**Task goal**
Repeat the entire listing exactly.

**Stored records**
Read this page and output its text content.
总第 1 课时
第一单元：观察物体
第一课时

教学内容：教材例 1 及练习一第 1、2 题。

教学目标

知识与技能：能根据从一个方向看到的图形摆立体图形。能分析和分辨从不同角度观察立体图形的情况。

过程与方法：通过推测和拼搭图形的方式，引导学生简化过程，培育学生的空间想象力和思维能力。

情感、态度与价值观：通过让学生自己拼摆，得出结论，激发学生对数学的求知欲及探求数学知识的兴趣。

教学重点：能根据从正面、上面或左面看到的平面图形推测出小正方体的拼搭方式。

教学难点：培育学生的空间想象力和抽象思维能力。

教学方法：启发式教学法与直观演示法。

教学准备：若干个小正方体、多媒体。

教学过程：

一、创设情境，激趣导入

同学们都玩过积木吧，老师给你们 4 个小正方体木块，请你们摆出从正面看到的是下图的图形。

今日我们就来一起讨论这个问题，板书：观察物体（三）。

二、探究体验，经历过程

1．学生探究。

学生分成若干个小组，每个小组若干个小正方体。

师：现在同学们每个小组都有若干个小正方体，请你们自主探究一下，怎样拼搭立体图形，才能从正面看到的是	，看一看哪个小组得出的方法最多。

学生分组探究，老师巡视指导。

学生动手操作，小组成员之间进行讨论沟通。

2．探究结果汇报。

**Output for this task**
Read this page and output its text content.
总第 1 课时
第一单元：观察物体
第一课时

教学内容：教材例 1 及练习一第 1、2 题。

教学目标

知识与技能：能根据从一个方向看到的图形摆立体图形。能分析和分辨从不同角度观察立体图形的情况。

过程与方法：通过推测和拼搭图形的方式，引导学生简化过程，培育学生的空间想象力和思维能力。

情感、态度与价值观：通过让学生自己拼摆，得出结论，激发学生对数学的求知欲及探求数学知识的兴趣。

教学重点：能根据从正面、上面或左面看到的平面图形推测出小正方体的拼搭方式。

教学难点：培育学生的空间想象力和抽象思维能力。

教学方法：启发式教学法与直观演示法。

教学准备：若干个小正方体、多媒体。

教学过程：

一、创设情境，激趣导入

同学们都玩过积木吧，老师给你们 4 个小正方体木块，请你们摆出从正面看到的是下图的图形。

今日我们就来一起讨论这个问题，板书：观察物体（三）。

二、探究体验，经历过程

1．学生探究。

学生分成若干个小组，每个小组若干个小正方体。

师：现在同学们每个小组都有若干个小正方体，请你们自主探究一下，怎样拼搭立体图形，才能从正面看到的是	，看一看哪个小组得出的方法最多。

学生分组探究，老师巡视指导。

学生动手操作，小组成员之间进行讨论沟通。

2．探究结果汇报。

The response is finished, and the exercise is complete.